> Exercise goal:
Gather each line containing the string "ratio" from these entries.

★ ★ ★ ★ ★ ★ ★

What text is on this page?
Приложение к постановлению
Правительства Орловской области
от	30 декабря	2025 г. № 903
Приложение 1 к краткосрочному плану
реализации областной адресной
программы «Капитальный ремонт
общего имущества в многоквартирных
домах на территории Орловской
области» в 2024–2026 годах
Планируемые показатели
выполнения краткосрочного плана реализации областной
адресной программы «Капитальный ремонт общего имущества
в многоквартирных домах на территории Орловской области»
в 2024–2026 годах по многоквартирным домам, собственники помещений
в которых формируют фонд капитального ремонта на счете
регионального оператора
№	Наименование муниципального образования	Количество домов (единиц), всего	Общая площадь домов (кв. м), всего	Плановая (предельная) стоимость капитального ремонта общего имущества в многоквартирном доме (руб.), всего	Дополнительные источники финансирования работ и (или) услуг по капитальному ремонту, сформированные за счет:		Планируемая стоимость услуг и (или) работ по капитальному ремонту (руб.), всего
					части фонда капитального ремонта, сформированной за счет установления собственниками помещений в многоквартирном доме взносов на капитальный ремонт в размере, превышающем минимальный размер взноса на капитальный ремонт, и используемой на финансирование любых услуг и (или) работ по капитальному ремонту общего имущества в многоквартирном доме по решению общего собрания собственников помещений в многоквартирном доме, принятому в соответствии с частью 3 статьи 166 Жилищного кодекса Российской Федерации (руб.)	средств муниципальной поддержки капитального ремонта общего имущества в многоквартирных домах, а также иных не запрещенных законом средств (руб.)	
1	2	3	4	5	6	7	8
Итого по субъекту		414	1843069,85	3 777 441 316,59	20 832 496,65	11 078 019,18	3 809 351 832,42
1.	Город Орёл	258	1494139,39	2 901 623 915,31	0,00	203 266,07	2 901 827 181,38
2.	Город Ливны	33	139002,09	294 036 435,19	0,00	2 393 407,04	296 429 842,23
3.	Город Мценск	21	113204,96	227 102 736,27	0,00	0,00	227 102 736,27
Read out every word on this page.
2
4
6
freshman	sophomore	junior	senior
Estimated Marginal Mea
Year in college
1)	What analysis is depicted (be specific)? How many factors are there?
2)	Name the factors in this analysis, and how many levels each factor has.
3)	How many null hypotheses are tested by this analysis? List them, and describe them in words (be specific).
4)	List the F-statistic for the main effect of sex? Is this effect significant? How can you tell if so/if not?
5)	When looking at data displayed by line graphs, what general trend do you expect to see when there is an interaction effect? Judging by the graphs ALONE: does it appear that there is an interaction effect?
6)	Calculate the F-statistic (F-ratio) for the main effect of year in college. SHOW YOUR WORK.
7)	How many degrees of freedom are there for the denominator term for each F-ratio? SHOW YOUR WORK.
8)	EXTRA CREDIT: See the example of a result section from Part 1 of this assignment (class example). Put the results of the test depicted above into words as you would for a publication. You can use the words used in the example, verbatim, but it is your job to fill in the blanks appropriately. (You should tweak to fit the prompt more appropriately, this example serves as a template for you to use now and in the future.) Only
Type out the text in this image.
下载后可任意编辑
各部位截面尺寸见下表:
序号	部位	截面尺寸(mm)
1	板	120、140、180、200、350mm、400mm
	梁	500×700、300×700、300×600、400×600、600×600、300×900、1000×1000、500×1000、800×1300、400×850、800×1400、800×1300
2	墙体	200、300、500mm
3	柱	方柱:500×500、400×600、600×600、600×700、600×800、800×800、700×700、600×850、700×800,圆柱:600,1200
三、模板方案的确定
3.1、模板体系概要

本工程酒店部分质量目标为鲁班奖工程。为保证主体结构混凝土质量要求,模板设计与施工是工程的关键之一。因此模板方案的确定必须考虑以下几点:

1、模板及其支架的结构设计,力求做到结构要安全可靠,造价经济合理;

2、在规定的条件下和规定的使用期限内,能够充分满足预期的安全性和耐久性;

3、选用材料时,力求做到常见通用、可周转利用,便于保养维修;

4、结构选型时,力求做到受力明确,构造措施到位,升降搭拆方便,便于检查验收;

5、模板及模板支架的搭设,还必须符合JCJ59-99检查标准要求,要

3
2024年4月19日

★ ★ ★ ★ ★ ★ ★

> Exercise response:
6)	Calculate the F-statistic (F-ratio) for the main effect of year in college. SHOW YOUR WORK.
7)	How many degrees of freedom are there for the denominator term for each F-ratio? SHOW YOUR WORK.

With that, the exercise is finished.